--- Input data ---

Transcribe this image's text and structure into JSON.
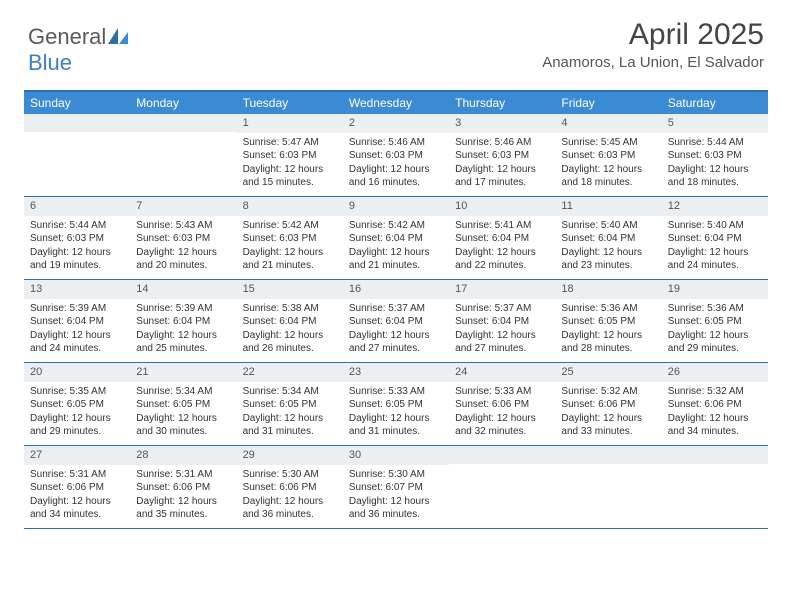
{
  "brand": {
    "part1": "General",
    "part2": "Blue"
  },
  "title": "April 2025",
  "location": "Anamoros, La Union, El Salvador",
  "colors": {
    "header_bg": "#3b8bd4",
    "border": "#2f6fa8",
    "daynum_bg": "#eceff1",
    "text": "#333333",
    "brand_gray": "#5a5a5a",
    "brand_blue": "#3b7fc4"
  },
  "daysOfWeek": [
    "Sunday",
    "Monday",
    "Tuesday",
    "Wednesday",
    "Thursday",
    "Friday",
    "Saturday"
  ],
  "weeks": [
    [
      {
        "n": "",
        "sr": "",
        "ss": "",
        "dl": ""
      },
      {
        "n": "",
        "sr": "",
        "ss": "",
        "dl": ""
      },
      {
        "n": "1",
        "sr": "Sunrise: 5:47 AM",
        "ss": "Sunset: 6:03 PM",
        "dl": "Daylight: 12 hours and 15 minutes."
      },
      {
        "n": "2",
        "sr": "Sunrise: 5:46 AM",
        "ss": "Sunset: 6:03 PM",
        "dl": "Daylight: 12 hours and 16 minutes."
      },
      {
        "n": "3",
        "sr": "Sunrise: 5:46 AM",
        "ss": "Sunset: 6:03 PM",
        "dl": "Daylight: 12 hours and 17 minutes."
      },
      {
        "n": "4",
        "sr": "Sunrise: 5:45 AM",
        "ss": "Sunset: 6:03 PM",
        "dl": "Daylight: 12 hours and 18 minutes."
      },
      {
        "n": "5",
        "sr": "Sunrise: 5:44 AM",
        "ss": "Sunset: 6:03 PM",
        "dl": "Daylight: 12 hours and 18 minutes."
      }
    ],
    [
      {
        "n": "6",
        "sr": "Sunrise: 5:44 AM",
        "ss": "Sunset: 6:03 PM",
        "dl": "Daylight: 12 hours and 19 minutes."
      },
      {
        "n": "7",
        "sr": "Sunrise: 5:43 AM",
        "ss": "Sunset: 6:03 PM",
        "dl": "Daylight: 12 hours and 20 minutes."
      },
      {
        "n": "8",
        "sr": "Sunrise: 5:42 AM",
        "ss": "Sunset: 6:03 PM",
        "dl": "Daylight: 12 hours and 21 minutes."
      },
      {
        "n": "9",
        "sr": "Sunrise: 5:42 AM",
        "ss": "Sunset: 6:04 PM",
        "dl": "Daylight: 12 hours and 21 minutes."
      },
      {
        "n": "10",
        "sr": "Sunrise: 5:41 AM",
        "ss": "Sunset: 6:04 PM",
        "dl": "Daylight: 12 hours and 22 minutes."
      },
      {
        "n": "11",
        "sr": "Sunrise: 5:40 AM",
        "ss": "Sunset: 6:04 PM",
        "dl": "Daylight: 12 hours and 23 minutes."
      },
      {
        "n": "12",
        "sr": "Sunrise: 5:40 AM",
        "ss": "Sunset: 6:04 PM",
        "dl": "Daylight: 12 hours and 24 minutes."
      }
    ],
    [
      {
        "n": "13",
        "sr": "Sunrise: 5:39 AM",
        "ss": "Sunset: 6:04 PM",
        "dl": "Daylight: 12 hours and 24 minutes."
      },
      {
        "n": "14",
        "sr": "Sunrise: 5:39 AM",
        "ss": "Sunset: 6:04 PM",
        "dl": "Daylight: 12 hours and 25 minutes."
      },
      {
        "n": "15",
        "sr": "Sunrise: 5:38 AM",
        "ss": "Sunset: 6:04 PM",
        "dl": "Daylight: 12 hours and 26 minutes."
      },
      {
        "n": "16",
        "sr": "Sunrise: 5:37 AM",
        "ss": "Sunset: 6:04 PM",
        "dl": "Daylight: 12 hours and 27 minutes."
      },
      {
        "n": "17",
        "sr": "Sunrise: 5:37 AM",
        "ss": "Sunset: 6:04 PM",
        "dl": "Daylight: 12 hours and 27 minutes."
      },
      {
        "n": "18",
        "sr": "Sunrise: 5:36 AM",
        "ss": "Sunset: 6:05 PM",
        "dl": "Daylight: 12 hours and 28 minutes."
      },
      {
        "n": "19",
        "sr": "Sunrise: 5:36 AM",
        "ss": "Sunset: 6:05 PM",
        "dl": "Daylight: 12 hours and 29 minutes."
      }
    ],
    [
      {
        "n": "20",
        "sr": "Sunrise: 5:35 AM",
        "ss": "Sunset: 6:05 PM",
        "dl": "Daylight: 12 hours and 29 minutes."
      },
      {
        "n": "21",
        "sr": "Sunrise: 5:34 AM",
        "ss": "Sunset: 6:05 PM",
        "dl": "Daylight: 12 hours and 30 minutes."
      },
      {
        "n": "22",
        "sr": "Sunrise: 5:34 AM",
        "ss": "Sunset: 6:05 PM",
        "dl": "Daylight: 12 hours and 31 minutes."
      },
      {
        "n": "23",
        "sr": "Sunrise: 5:33 AM",
        "ss": "Sunset: 6:05 PM",
        "dl": "Daylight: 12 hours and 31 minutes."
      },
      {
        "n": "24",
        "sr": "Sunrise: 5:33 AM",
        "ss": "Sunset: 6:06 PM",
        "dl": "Daylight: 12 hours and 32 minutes."
      },
      {
        "n": "25",
        "sr": "Sunrise: 5:32 AM",
        "ss": "Sunset: 6:06 PM",
        "dl": "Daylight: 12 hours and 33 minutes."
      },
      {
        "n": "26",
        "sr": "Sunrise: 5:32 AM",
        "ss": "Sunset: 6:06 PM",
        "dl": "Daylight: 12 hours and 34 minutes."
      }
    ],
    [
      {
        "n": "27",
        "sr": "Sunrise: 5:31 AM",
        "ss": "Sunset: 6:06 PM",
        "dl": "Daylight: 12 hours and 34 minutes."
      },
      {
        "n": "28",
        "sr": "Sunrise: 5:31 AM",
        "ss": "Sunset: 6:06 PM",
        "dl": "Daylight: 12 hours and 35 minutes."
      },
      {
        "n": "29",
        "sr": "Sunrise: 5:30 AM",
        "ss": "Sunset: 6:06 PM",
        "dl": "Daylight: 12 hours and 36 minutes."
      },
      {
        "n": "30",
        "sr": "Sunrise: 5:30 AM",
        "ss": "Sunset: 6:07 PM",
        "dl": "Daylight: 12 hours and 36 minutes."
      },
      {
        "n": "",
        "sr": "",
        "ss": "",
        "dl": ""
      },
      {
        "n": "",
        "sr": "",
        "ss": "",
        "dl": ""
      },
      {
        "n": "",
        "sr": "",
        "ss": "",
        "dl": ""
      }
    ]
  ]
}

---

Description of the task:
Quote in full the listing given above; the images are to be left out.

Result of this exercise:
Transcribe this image's text and structure into JSON.
{
  "brand": {
    "part1": "General",
    "part2": "Blue"
  },
  "title": "April 2025",
  "location": "Anamoros, La Union, El Salvador",
  "colors": {
    "header_bg": "#3b8bd4",
    "border": "#2f6fa8",
    "daynum_bg": "#eceff1",
    "text": "#333333",
    "brand_gray": "#5a5a5a",
    "brand_blue": "#3b7fc4"
  },
  "daysOfWeek": [
    "Sunday",
    "Monday",
    "Tuesday",
    "Wednesday",
    "Thursday",
    "Friday",
    "Saturday"
  ],
  "weeks": [
    [
      {
        "n": "",
        "sr": "",
        "ss": "",
        "dl": ""
      },
      {
        "n": "",
        "sr": "",
        "ss": "",
        "dl": ""
      },
      {
        "n": "1",
        "sr": "Sunrise: 5:47 AM",
        "ss": "Sunset: 6:03 PM",
        "dl": "Daylight: 12 hours and 15 minutes."
      },
      {
        "n": "2",
        "sr": "Sunrise: 5:46 AM",
        "ss": "Sunset: 6:03 PM",
        "dl": "Daylight: 12 hours and 16 minutes."
      },
      {
        "n": "3",
        "sr": "Sunrise: 5:46 AM",
        "ss": "Sunset: 6:03 PM",
        "dl": "Daylight: 12 hours and 17 minutes."
      },
      {
        "n": "4",
        "sr": "Sunrise: 5:45 AM",
        "ss": "Sunset: 6:03 PM",
        "dl": "Daylight: 12 hours and 18 minutes."
      },
      {
        "n": "5",
        "sr": "Sunrise: 5:44 AM",
        "ss": "Sunset: 6:03 PM",
        "dl": "Daylight: 12 hours and 18 minutes."
      }
    ],
    [
      {
        "n": "6",
        "sr": "Sunrise: 5:44 AM",
        "ss": "Sunset: 6:03 PM",
        "dl": "Daylight: 12 hours and 19 minutes."
      },
      {
        "n": "7",
        "sr": "Sunrise: 5:43 AM",
        "ss": "Sunset: 6:03 PM",
        "dl": "Daylight: 12 hours and 20 minutes."
      },
      {
        "n": "8",
        "sr": "Sunrise: 5:42 AM",
        "ss": "Sunset: 6:03 PM",
        "dl": "Daylight: 12 hours and 21 minutes."
      },
      {
        "n": "9",
        "sr": "Sunrise: 5:42 AM",
        "ss": "Sunset: 6:04 PM",
        "dl": "Daylight: 12 hours and 21 minutes."
      },
      {
        "n": "10",
        "sr": "Sunrise: 5:41 AM",
        "ss": "Sunset: 6:04 PM",
        "dl": "Daylight: 12 hours and 22 minutes."
      },
      {
        "n": "11",
        "sr": "Sunrise: 5:40 AM",
        "ss": "Sunset: 6:04 PM",
        "dl": "Daylight: 12 hours and 23 minutes."
      },
      {
        "n": "12",
        "sr": "Sunrise: 5:40 AM",
        "ss": "Sunset: 6:04 PM",
        "dl": "Daylight: 12 hours and 24 minutes."
      }
    ],
    [
      {
        "n": "13",
        "sr": "Sunrise: 5:39 AM",
        "ss": "Sunset: 6:04 PM",
        "dl": "Daylight: 12 hours and 24 minutes."
      },
      {
        "n": "14",
        "sr": "Sunrise: 5:39 AM",
        "ss": "Sunset: 6:04 PM",
        "dl": "Daylight: 12 hours and 25 minutes."
      },
      {
        "n": "15",
        "sr": "Sunrise: 5:38 AM",
        "ss": "Sunset: 6:04 PM",
        "dl": "Daylight: 12 hours and 26 minutes."
      },
      {
        "n": "16",
        "sr": "Sunrise: 5:37 AM",
        "ss": "Sunset: 6:04 PM",
        "dl": "Daylight: 12 hours and 27 minutes."
      },
      {
        "n": "17",
        "sr": "Sunrise: 5:37 AM",
        "ss": "Sunset: 6:04 PM",
        "dl": "Daylight: 12 hours and 27 minutes."
      },
      {
        "n": "18",
        "sr": "Sunrise: 5:36 AM",
        "ss": "Sunset: 6:05 PM",
        "dl": "Daylight: 12 hours and 28 minutes."
      },
      {
        "n": "19",
        "sr": "Sunrise: 5:36 AM",
        "ss": "Sunset: 6:05 PM",
        "dl": "Daylight: 12 hours and 29 minutes."
      }
    ],
    [
      {
        "n": "20",
        "sr": "Sunrise: 5:35 AM",
        "ss": "Sunset: 6:05 PM",
        "dl": "Daylight: 12 hours and 29 minutes."
      },
      {
        "n": "21",
        "sr": "Sunrise: 5:34 AM",
        "ss": "Sunset: 6:05 PM",
        "dl": "Daylight: 12 hours and 30 minutes."
      },
      {
        "n": "22",
        "sr": "Sunrise: 5:34 AM",
        "ss": "Sunset: 6:05 PM",
        "dl": "Daylight: 12 hours and 31 minutes."
      },
      {
        "n": "23",
        "sr": "Sunrise: 5:33 AM",
        "ss": "Sunset: 6:05 PM",
        "dl": "Daylight: 12 hours and 31 minutes."
      },
      {
        "n": "24",
        "sr": "Sunrise: 5:33 AM",
        "ss": "Sunset: 6:06 PM",
        "dl": "Daylight: 12 hours and 32 minutes."
      },
      {
        "n": "25",
        "sr": "Sunrise: 5:32 AM",
        "ss": "Sunset: 6:06 PM",
        "dl": "Daylight: 12 hours and 33 minutes."
      },
      {
        "n": "26",
        "sr": "Sunrise: 5:32 AM",
        "ss": "Sunset: 6:06 PM",
        "dl": "Daylight: 12 hours and 34 minutes."
      }
    ],
    [
      {
        "n": "27",
        "sr": "Sunrise: 5:31 AM",
        "ss": "Sunset: 6:06 PM",
        "dl": "Daylight: 12 hours and 34 minutes."
      },
      {
        "n": "28",
        "sr": "Sunrise: 5:31 AM",
        "ss": "Sunset: 6:06 PM",
        "dl": "Daylight: 12 hours and 35 minutes."
      },
      {
        "n": "29",
        "sr": "Sunrise: 5:30 AM",
        "ss": "Sunset: 6:06 PM",
        "dl": "Daylight: 12 hours and 36 minutes."
      },
      {
        "n": "30",
        "sr": "Sunrise: 5:30 AM",
        "ss": "Sunset: 6:07 PM",
        "dl": "Daylight: 12 hours and 36 minutes."
      },
      {
        "n": "",
        "sr": "",
        "ss": "",
        "dl": ""
      },
      {
        "n": "",
        "sr": "",
        "ss": "",
        "dl": ""
      },
      {
        "n": "",
        "sr": "",
        "ss": "",
        "dl": ""
      }
    ]
  ]
}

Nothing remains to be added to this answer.